Reply with nothing except the number of lines that contain the word "iPads".

-- start of Records provided --

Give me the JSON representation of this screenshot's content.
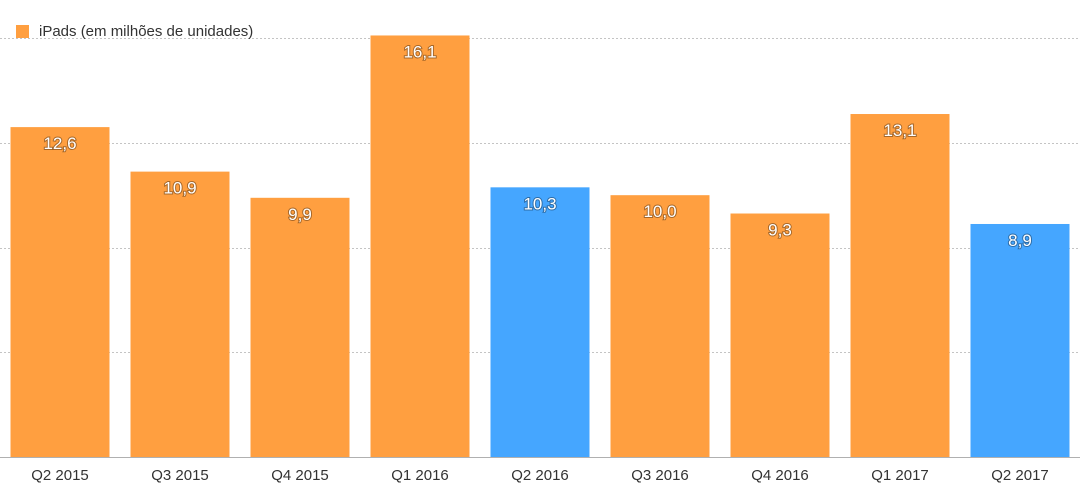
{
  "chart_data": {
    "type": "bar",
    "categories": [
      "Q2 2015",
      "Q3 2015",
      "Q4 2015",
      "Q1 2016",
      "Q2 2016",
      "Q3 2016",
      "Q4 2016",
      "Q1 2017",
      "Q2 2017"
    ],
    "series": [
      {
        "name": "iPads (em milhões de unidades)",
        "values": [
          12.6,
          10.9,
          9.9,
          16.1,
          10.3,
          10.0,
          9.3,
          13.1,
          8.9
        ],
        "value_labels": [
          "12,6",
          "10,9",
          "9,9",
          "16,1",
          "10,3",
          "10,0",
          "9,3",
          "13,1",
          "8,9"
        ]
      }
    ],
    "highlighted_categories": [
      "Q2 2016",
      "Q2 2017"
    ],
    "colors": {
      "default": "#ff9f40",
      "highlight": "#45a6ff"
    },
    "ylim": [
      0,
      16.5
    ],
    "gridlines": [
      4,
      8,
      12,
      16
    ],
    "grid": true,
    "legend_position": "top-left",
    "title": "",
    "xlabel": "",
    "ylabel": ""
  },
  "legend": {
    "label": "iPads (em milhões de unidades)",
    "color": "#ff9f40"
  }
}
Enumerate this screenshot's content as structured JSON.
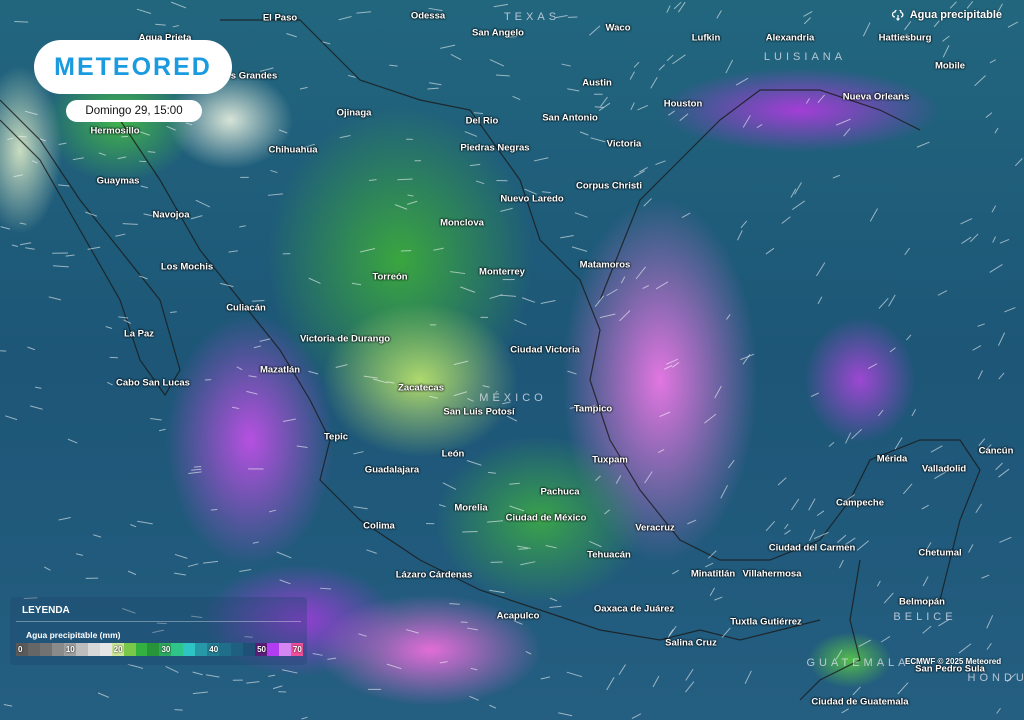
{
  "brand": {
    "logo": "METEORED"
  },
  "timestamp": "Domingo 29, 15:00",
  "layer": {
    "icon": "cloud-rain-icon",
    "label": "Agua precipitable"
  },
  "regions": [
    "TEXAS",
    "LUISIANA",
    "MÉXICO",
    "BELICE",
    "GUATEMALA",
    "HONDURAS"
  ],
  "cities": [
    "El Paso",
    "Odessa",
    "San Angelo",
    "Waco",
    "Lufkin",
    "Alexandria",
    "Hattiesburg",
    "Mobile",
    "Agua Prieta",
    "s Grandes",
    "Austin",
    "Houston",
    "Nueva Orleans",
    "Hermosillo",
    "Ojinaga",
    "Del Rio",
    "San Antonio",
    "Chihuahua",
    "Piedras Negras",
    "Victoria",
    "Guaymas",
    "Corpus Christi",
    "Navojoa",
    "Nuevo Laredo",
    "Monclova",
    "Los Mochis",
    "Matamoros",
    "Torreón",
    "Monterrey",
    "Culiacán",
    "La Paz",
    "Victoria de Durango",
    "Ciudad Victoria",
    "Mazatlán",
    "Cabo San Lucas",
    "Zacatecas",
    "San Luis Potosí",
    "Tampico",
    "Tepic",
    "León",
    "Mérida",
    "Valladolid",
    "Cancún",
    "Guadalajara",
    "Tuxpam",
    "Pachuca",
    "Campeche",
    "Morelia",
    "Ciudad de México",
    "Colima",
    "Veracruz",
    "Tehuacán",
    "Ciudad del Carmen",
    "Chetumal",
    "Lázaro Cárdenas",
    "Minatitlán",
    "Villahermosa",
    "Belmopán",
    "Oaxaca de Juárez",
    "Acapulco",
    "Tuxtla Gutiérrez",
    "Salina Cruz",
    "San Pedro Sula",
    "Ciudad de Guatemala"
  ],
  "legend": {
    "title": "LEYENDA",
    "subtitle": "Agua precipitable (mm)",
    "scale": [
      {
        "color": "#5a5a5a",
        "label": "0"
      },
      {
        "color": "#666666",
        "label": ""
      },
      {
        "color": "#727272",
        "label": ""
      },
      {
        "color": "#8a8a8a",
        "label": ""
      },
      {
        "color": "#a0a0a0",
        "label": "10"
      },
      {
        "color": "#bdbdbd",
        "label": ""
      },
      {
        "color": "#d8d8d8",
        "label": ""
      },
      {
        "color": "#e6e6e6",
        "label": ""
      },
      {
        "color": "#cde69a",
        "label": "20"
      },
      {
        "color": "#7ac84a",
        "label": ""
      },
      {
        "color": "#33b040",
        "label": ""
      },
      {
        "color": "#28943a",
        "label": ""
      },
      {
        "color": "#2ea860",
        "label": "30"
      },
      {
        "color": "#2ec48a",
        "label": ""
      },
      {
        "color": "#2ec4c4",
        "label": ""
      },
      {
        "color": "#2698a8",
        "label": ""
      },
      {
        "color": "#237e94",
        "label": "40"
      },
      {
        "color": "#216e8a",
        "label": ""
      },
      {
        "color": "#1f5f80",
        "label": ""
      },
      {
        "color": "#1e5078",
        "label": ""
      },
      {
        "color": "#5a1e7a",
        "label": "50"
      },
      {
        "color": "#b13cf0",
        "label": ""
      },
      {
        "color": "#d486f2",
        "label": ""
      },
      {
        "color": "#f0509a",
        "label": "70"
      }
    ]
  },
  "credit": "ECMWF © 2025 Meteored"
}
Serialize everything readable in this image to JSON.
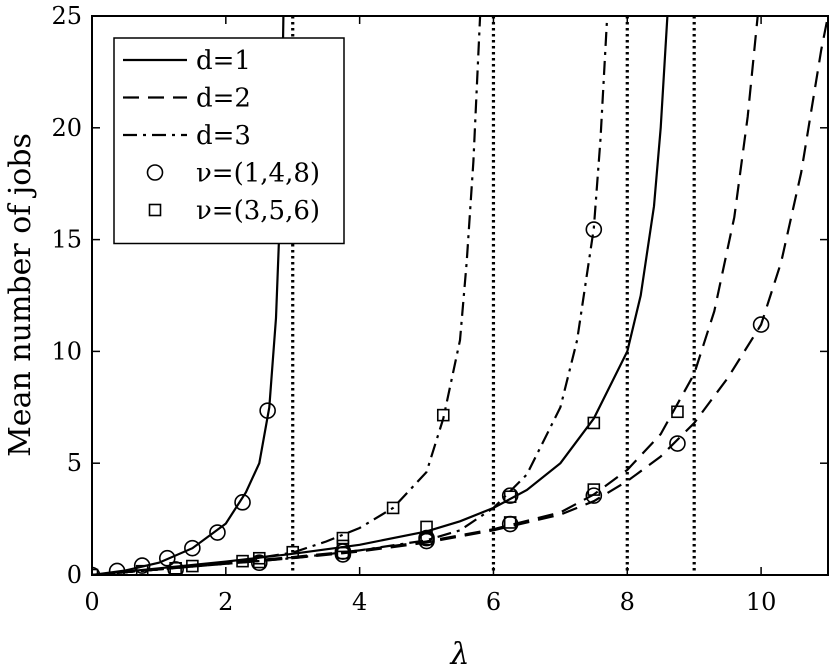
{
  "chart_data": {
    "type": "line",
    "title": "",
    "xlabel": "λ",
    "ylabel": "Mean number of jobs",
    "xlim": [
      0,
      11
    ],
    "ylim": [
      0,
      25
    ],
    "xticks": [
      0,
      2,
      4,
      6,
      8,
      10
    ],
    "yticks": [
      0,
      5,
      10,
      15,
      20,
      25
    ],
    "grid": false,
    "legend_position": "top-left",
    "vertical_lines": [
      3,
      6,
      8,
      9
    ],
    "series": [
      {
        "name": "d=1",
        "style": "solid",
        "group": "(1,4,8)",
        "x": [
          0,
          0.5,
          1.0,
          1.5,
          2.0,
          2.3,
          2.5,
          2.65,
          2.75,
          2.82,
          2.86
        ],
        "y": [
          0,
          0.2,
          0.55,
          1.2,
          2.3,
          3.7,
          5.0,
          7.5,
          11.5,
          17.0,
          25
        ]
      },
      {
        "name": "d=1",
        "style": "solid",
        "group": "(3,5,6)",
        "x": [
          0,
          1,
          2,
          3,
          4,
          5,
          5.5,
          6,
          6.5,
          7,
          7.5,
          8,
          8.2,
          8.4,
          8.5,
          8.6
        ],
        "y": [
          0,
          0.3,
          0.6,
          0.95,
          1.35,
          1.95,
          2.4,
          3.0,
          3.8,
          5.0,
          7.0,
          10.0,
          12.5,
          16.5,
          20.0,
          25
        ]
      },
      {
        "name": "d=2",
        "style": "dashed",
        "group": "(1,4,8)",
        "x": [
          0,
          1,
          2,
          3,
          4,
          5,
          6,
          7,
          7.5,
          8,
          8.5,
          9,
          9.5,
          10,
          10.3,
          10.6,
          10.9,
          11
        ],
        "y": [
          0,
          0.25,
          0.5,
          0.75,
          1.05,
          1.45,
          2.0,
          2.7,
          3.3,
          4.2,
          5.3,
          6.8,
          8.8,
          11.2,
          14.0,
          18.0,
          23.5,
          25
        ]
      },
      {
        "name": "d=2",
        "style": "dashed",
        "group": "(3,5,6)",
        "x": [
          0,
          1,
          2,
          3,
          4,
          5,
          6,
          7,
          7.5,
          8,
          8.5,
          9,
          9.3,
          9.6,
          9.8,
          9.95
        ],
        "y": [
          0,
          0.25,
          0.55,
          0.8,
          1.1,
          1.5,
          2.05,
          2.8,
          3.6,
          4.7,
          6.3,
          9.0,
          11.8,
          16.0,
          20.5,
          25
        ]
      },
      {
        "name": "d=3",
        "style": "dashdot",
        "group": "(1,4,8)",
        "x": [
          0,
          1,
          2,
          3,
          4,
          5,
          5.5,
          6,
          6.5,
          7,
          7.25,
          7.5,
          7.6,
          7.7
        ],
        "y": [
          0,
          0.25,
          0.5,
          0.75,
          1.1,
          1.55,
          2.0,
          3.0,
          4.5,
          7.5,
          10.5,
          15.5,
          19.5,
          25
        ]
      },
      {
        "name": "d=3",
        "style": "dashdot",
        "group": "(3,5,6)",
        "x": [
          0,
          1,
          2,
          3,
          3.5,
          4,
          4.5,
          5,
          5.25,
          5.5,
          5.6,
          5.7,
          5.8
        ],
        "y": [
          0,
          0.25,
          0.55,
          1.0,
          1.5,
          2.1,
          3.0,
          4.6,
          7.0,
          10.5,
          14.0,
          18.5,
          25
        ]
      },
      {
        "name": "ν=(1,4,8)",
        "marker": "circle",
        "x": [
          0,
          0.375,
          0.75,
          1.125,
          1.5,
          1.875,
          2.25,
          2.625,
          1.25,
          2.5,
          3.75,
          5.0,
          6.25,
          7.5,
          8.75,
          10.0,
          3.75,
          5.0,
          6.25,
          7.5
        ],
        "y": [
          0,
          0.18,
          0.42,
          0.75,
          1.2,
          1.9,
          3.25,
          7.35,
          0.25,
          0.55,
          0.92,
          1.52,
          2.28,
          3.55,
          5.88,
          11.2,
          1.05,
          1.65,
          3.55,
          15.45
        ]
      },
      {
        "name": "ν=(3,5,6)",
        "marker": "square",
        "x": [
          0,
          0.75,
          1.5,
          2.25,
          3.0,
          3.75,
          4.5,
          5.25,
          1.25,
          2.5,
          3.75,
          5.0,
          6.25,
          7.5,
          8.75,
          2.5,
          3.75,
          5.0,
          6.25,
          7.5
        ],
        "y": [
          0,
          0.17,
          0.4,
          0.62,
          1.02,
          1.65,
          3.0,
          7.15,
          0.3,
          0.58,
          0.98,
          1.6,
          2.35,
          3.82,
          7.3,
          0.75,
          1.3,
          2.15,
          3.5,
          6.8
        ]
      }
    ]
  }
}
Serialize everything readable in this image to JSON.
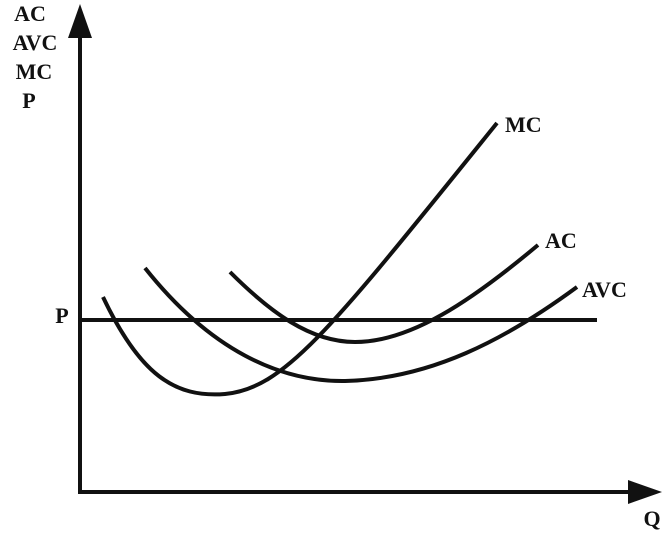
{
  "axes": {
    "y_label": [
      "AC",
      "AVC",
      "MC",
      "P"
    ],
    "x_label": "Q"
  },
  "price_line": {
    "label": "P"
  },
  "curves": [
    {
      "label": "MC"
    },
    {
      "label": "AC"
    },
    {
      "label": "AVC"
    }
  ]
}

-- end of Records provided --

**Worked answer:** 2